• _Exercise description_:
Please return the full listing below without altering anything.

(A run of records)
▽

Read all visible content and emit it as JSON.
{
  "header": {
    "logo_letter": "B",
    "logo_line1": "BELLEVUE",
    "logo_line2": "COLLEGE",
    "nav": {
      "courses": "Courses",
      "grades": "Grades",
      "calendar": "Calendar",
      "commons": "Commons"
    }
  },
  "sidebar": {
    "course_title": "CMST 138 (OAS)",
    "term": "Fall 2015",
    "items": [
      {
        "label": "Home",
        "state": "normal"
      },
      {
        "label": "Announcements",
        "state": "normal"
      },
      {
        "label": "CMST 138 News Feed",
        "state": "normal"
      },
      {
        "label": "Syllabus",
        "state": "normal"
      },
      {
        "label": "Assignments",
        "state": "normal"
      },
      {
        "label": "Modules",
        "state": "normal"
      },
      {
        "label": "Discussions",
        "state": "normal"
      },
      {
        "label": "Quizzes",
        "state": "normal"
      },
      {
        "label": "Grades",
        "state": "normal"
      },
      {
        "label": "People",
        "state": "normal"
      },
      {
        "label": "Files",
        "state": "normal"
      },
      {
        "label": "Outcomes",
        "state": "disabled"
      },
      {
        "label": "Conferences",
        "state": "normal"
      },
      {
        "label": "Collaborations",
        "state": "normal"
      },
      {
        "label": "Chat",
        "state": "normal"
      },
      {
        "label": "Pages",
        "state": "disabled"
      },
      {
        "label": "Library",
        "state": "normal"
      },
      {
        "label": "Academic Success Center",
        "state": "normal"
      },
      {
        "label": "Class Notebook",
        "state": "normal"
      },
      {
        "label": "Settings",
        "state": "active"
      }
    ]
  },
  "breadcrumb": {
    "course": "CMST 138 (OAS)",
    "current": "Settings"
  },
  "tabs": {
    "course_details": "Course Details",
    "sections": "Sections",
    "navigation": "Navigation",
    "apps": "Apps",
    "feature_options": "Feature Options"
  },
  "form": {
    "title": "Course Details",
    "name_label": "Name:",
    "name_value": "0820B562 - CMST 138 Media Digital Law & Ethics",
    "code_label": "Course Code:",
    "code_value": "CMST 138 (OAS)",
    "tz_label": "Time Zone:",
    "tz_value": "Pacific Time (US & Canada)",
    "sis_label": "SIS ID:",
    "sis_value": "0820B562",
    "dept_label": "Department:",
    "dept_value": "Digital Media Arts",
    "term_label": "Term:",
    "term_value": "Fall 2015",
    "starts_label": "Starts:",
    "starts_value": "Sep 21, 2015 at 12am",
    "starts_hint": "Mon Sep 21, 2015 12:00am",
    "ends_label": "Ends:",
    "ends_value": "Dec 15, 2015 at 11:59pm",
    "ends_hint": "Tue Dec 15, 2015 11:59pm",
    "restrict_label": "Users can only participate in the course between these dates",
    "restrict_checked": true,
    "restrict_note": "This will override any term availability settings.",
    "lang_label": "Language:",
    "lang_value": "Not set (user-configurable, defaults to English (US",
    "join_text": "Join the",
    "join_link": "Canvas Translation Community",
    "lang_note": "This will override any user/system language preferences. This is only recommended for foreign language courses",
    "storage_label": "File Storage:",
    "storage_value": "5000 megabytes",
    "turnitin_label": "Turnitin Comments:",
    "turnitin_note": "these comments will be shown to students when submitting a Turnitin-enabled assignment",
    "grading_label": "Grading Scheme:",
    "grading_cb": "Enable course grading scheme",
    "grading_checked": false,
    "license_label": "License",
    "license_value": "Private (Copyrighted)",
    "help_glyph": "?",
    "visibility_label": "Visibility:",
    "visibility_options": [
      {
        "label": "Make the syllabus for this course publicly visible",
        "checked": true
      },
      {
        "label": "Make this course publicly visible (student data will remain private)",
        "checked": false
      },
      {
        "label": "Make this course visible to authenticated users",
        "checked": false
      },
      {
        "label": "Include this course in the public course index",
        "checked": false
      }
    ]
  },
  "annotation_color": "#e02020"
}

△

• _Response to this exercise_:
Read all visible content and emit it as JSON.
{
  "header": {
    "logo_letter": "B",
    "logo_line1": "BELLEVUE",
    "logo_line2": "COLLEGE",
    "nav": {
      "courses": "Courses",
      "grades": "Grades",
      "calendar": "Calendar",
      "commons": "Commons"
    }
  },
  "sidebar": {
    "course_title": "CMST 138 (OAS)",
    "term": "Fall 2015",
    "items": [
      {
        "label": "Home",
        "state": "normal"
      },
      {
        "label": "Announcements",
        "state": "normal"
      },
      {
        "label": "CMST 138 News Feed",
        "state": "normal"
      },
      {
        "label": "Syllabus",
        "state": "normal"
      },
      {
        "label": "Assignments",
        "state": "normal"
      },
      {
        "label": "Modules",
        "state": "normal"
      },
      {
        "label": "Discussions",
        "state": "normal"
      },
      {
        "label": "Quizzes",
        "state": "normal"
      },
      {
        "label": "Grades",
        "state": "normal"
      },
      {
        "label": "People",
        "state": "normal"
      },
      {
        "label": "Files",
        "state": "normal"
      },
      {
        "label": "Outcomes",
        "state": "disabled"
      },
      {
        "label": "Conferences",
        "state": "normal"
      },
      {
        "label": "Collaborations",
        "state": "normal"
      },
      {
        "label": "Chat",
        "state": "normal"
      },
      {
        "label": "Pages",
        "state": "disabled"
      },
      {
        "label": "Library",
        "state": "normal"
      },
      {
        "label": "Academic Success Center",
        "state": "normal"
      },
      {
        "label": "Class Notebook",
        "state": "normal"
      },
      {
        "label": "Settings",
        "state": "active"
      }
    ]
  },
  "breadcrumb": {
    "course": "CMST 138 (OAS)",
    "current": "Settings"
  },
  "tabs": {
    "course_details": "Course Details",
    "sections": "Sections",
    "navigation": "Navigation",
    "apps": "Apps",
    "feature_options": "Feature Options"
  },
  "form": {
    "title": "Course Details",
    "name_label": "Name:",
    "name_value": "0820B562 - CMST 138 Media Digital Law & Ethics",
    "code_label": "Course Code:",
    "code_value": "CMST 138 (OAS)",
    "tz_label": "Time Zone:",
    "tz_value": "Pacific Time (US & Canada)",
    "sis_label": "SIS ID:",
    "sis_value": "0820B562",
    "dept_label": "Department:",
    "dept_value": "Digital Media Arts",
    "term_label": "Term:",
    "term_value": "Fall 2015",
    "starts_label": "Starts:",
    "starts_value": "Sep 21, 2015 at 12am",
    "starts_hint": "Mon Sep 21, 2015 12:00am",
    "ends_label": "Ends:",
    "ends_value": "Dec 15, 2015 at 11:59pm",
    "ends_hint": "Tue Dec 15, 2015 11:59pm",
    "restrict_label": "Users can only participate in the course between these dates",
    "restrict_checked": true,
    "restrict_note": "This will override any term availability settings.",
    "lang_label": "Language:",
    "lang_value": "Not set (user-configurable, defaults to English (US",
    "join_text": "Join the",
    "join_link": "Canvas Translation Community",
    "lang_note": "This will override any user/system language preferences. This is only recommended for foreign language courses",
    "storage_label": "File Storage:",
    "storage_value": "5000 megabytes",
    "turnitin_label": "Turnitin Comments:",
    "turnitin_note": "these comments will be shown to students when submitting a Turnitin-enabled assignment",
    "grading_label": "Grading Scheme:",
    "grading_cb": "Enable course grading scheme",
    "grading_checked": false,
    "license_label": "License",
    "license_value": "Private (Copyrighted)",
    "help_glyph": "?",
    "visibility_label": "Visibility:",
    "visibility_options": [
      {
        "label": "Make the syllabus for this course publicly visible",
        "checked": true
      },
      {
        "label": "Make this course publicly visible (student data will remain private)",
        "checked": false
      },
      {
        "label": "Make this course visible to authenticated users",
        "checked": false
      },
      {
        "label": "Include this course in the public course index",
        "checked": false
      }
    ]
  },
  "annotation_color": "#e02020"
}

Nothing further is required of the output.